**Task to carry out:** Copy every line of the data exactly, leaving nothing out.

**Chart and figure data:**
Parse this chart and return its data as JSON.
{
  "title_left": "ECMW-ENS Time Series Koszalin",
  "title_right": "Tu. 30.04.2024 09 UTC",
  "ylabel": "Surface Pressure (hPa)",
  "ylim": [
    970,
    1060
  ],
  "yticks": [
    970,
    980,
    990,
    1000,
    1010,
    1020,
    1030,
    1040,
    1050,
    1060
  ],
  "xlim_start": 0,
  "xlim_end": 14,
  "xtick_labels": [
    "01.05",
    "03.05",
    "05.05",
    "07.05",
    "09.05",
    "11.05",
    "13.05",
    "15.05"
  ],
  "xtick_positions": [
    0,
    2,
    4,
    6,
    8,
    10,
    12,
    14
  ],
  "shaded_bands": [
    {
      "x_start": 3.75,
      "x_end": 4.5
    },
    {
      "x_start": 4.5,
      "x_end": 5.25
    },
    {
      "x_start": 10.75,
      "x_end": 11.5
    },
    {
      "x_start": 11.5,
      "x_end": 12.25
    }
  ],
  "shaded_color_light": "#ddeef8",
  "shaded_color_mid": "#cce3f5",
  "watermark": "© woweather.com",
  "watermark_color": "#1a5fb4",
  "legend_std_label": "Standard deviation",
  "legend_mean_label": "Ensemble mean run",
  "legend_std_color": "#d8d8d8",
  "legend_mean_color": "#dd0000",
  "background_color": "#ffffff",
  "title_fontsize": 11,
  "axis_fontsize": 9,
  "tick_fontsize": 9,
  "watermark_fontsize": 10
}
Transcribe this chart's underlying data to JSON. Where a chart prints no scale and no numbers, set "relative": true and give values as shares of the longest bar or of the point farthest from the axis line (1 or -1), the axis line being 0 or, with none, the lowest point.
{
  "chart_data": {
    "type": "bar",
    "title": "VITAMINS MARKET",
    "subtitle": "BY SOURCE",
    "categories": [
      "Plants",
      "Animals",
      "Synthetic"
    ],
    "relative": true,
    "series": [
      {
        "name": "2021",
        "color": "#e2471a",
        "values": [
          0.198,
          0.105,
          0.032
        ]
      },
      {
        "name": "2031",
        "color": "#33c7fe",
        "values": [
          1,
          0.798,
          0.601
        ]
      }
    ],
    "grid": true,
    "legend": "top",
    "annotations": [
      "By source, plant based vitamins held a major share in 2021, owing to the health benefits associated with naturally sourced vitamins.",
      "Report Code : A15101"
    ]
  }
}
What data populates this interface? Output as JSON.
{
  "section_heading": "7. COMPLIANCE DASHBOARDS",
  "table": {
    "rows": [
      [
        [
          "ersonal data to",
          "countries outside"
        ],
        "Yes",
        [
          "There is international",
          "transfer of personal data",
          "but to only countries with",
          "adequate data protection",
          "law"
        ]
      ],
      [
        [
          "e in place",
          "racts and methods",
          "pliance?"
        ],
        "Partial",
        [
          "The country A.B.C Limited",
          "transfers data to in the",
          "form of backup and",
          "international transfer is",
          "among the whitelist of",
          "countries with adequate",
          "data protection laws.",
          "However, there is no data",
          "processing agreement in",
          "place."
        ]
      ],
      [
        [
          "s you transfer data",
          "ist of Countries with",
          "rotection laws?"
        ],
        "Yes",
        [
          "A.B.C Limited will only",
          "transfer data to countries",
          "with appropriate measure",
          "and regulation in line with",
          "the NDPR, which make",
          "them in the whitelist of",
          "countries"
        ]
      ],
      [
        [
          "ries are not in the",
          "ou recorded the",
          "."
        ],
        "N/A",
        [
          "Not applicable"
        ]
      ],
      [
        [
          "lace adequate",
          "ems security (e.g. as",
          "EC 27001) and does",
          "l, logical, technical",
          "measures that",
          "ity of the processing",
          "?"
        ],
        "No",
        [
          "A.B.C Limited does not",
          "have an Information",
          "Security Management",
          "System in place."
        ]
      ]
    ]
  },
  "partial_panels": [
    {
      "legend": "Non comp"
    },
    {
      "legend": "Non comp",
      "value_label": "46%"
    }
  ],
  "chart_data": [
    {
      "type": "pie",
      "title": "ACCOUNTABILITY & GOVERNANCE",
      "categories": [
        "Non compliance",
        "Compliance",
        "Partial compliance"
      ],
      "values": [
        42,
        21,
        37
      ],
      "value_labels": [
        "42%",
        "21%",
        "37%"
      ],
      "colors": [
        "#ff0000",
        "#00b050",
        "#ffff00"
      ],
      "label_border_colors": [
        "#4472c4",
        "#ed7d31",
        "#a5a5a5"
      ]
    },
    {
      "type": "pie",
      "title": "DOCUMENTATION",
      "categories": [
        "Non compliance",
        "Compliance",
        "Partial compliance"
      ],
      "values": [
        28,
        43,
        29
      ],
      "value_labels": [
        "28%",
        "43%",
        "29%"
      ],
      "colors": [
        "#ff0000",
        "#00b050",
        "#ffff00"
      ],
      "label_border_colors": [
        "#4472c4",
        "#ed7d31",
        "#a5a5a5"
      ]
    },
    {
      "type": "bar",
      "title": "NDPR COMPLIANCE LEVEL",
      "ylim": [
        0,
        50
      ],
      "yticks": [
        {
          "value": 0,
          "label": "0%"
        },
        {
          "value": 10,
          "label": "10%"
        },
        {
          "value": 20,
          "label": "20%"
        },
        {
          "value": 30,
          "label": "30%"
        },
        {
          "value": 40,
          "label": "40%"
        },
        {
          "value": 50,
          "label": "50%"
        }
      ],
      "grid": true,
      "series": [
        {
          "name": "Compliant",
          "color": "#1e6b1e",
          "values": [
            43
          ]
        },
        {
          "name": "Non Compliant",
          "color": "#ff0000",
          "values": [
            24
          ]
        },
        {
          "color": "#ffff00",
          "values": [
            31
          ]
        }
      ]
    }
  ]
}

**Exercise answer:**
Parse this chart and return its data as JSON.
{
  "title_left": "ECMW-ENS Time Series Koszalin",
  "title_right": "Tu. 30.04.2024 09 UTC",
  "ylabel": "Surface Pressure (hPa)",
  "ylim": [
    970,
    1060
  ],
  "yticks": [
    970,
    980,
    990,
    1000,
    1010,
    1020,
    1030,
    1040,
    1050,
    1060
  ],
  "xlim_start": 0,
  "xlim_end": 14,
  "xtick_labels": [
    "01.05",
    "03.05",
    "05.05",
    "07.05",
    "09.05",
    "11.05",
    "13.05",
    "15.05"
  ],
  "xtick_positions": [
    0,
    2,
    4,
    6,
    8,
    10,
    12,
    14
  ],
  "shaded_bands": [
    {
      "x_start": 3.75,
      "x_end": 4.5
    },
    {
      "x_start": 4.5,
      "x_end": 5.25
    },
    {
      "x_start": 10.75,
      "x_end": 11.5
    },
    {
      "x_start": 11.5,
      "x_end": 12.25
    }
  ],
  "shaded_color_light": "#ddeef8",
  "shaded_color_mid": "#cce3f5",
  "watermark": "© woweather.com",
  "watermark_color": "#1a5fb4",
  "legend_std_label": "Standard deviation",
  "legend_mean_label": "Ensemble mean run",
  "legend_std_color": "#d8d8d8",
  "legend_mean_color": "#dd0000",
  "background_color": "#ffffff",
  "title_fontsize": 11,
  "axis_fontsize": 9,
  "tick_fontsize": 9,
  "watermark_fontsize": 10
}
Transcribe this chart's underlying data to JSON. Where a chart prints no scale and no numbers, set "relative": true and give values as shares of the longest bar or of the point farthest from the axis line (1 or -1), the axis line being 0 or, with none, the lowest point.
{
  "chart_data": {
    "type": "bar",
    "title": "VITAMINS MARKET",
    "subtitle": "BY SOURCE",
    "categories": [
      "Plants",
      "Animals",
      "Synthetic"
    ],
    "relative": true,
    "series": [
      {
        "name": "2021",
        "color": "#e2471a",
        "values": [
          0.198,
          0.105,
          0.032
        ]
      },
      {
        "name": "2031",
        "color": "#33c7fe",
        "values": [
          1,
          0.798,
          0.601
        ]
      }
    ],
    "grid": true,
    "legend": "top",
    "annotations": [
      "By source, plant based vitamins held a major share in 2021, owing to the health benefits associated with naturally sourced vitamins.",
      "Report Code : A15101"
    ]
  }
}
What data populates this interface? Output as JSON.
{
  "section_heading": "7. COMPLIANCE DASHBOARDS",
  "table": {
    "rows": [
      [
        [
          "ersonal data to",
          "countries outside"
        ],
        "Yes",
        [
          "There is international",
          "transfer of personal data",
          "but to only countries with",
          "adequate data protection",
          "law"
        ]
      ],
      [
        [
          "e in place",
          "racts and methods",
          "pliance?"
        ],
        "Partial",
        [
          "The country A.B.C Limited",
          "transfers data to in the",
          "form of backup and",
          "international transfer is",
          "among the whitelist of",
          "countries with adequate",
          "data protection laws.",
          "However, there is no data",
          "processing agreement in",
          "place."
        ]
      ],
      [
        [
          "s you transfer data",
          "ist of Countries with",
          "rotection laws?"
        ],
        "Yes",
        [
          "A.B.C Limited will only",
          "transfer data to countries",
          "with appropriate measure",
          "and regulation in line with",
          "the NDPR, which make",
          "them in the whitelist of",
          "countries"
        ]
      ],
      [
        [
          "ries are not in the",
          "ou recorded the",
          "."
        ],
        "N/A",
        [
          "Not applicable"
        ]
      ],
      [
        [
          "lace adequate",
          "ems security (e.g. as",
          "EC 27001) and does",
          "l, logical, technical",
          "measures that",
          "ity of the processing",
          "?"
        ],
        "No",
        [
          "A.B.C Limited does not",
          "have an Information",
          "Security Management",
          "System in place."
        ]
      ]
    ]
  },
  "partial_panels": [
    {
      "legend": "Non comp"
    },
    {
      "legend": "Non comp",
      "value_label": "46%"
    }
  ],
  "chart_data": [
    {
      "type": "pie",
      "title": "ACCOUNTABILITY & GOVERNANCE",
      "categories": [
        "Non compliance",
        "Compliance",
        "Partial compliance"
      ],
      "values": [
        42,
        21,
        37
      ],
      "value_labels": [
        "42%",
        "21%",
        "37%"
      ],
      "colors": [
        "#ff0000",
        "#00b050",
        "#ffff00"
      ],
      "label_border_colors": [
        "#4472c4",
        "#ed7d31",
        "#a5a5a5"
      ]
    },
    {
      "type": "pie",
      "title": "DOCUMENTATION",
      "categories": [
        "Non compliance",
        "Compliance",
        "Partial compliance"
      ],
      "values": [
        28,
        43,
        29
      ],
      "value_labels": [
        "28%",
        "43%",
        "29%"
      ],
      "colors": [
        "#ff0000",
        "#00b050",
        "#ffff00"
      ],
      "label_border_colors": [
        "#4472c4",
        "#ed7d31",
        "#a5a5a5"
      ]
    },
    {
      "type": "bar",
      "title": "NDPR COMPLIANCE LEVEL",
      "ylim": [
        0,
        50
      ],
      "yticks": [
        {
          "value": 0,
          "label": "0%"
        },
        {
          "value": 10,
          "label": "10%"
        },
        {
          "value": 20,
          "label": "20%"
        },
        {
          "value": 30,
          "label": "30%"
        },
        {
          "value": 40,
          "label": "40%"
        },
        {
          "value": 50,
          "label": "50%"
        }
      ],
      "grid": true,
      "series": [
        {
          "name": "Compliant",
          "color": "#1e6b1e",
          "values": [
            43
          ]
        },
        {
          "name": "Non Compliant",
          "color": "#ff0000",
          "values": [
            24
          ]
        },
        {
          "color": "#ffff00",
          "values": [
            31
          ]
        }
      ]
    }
  ]
}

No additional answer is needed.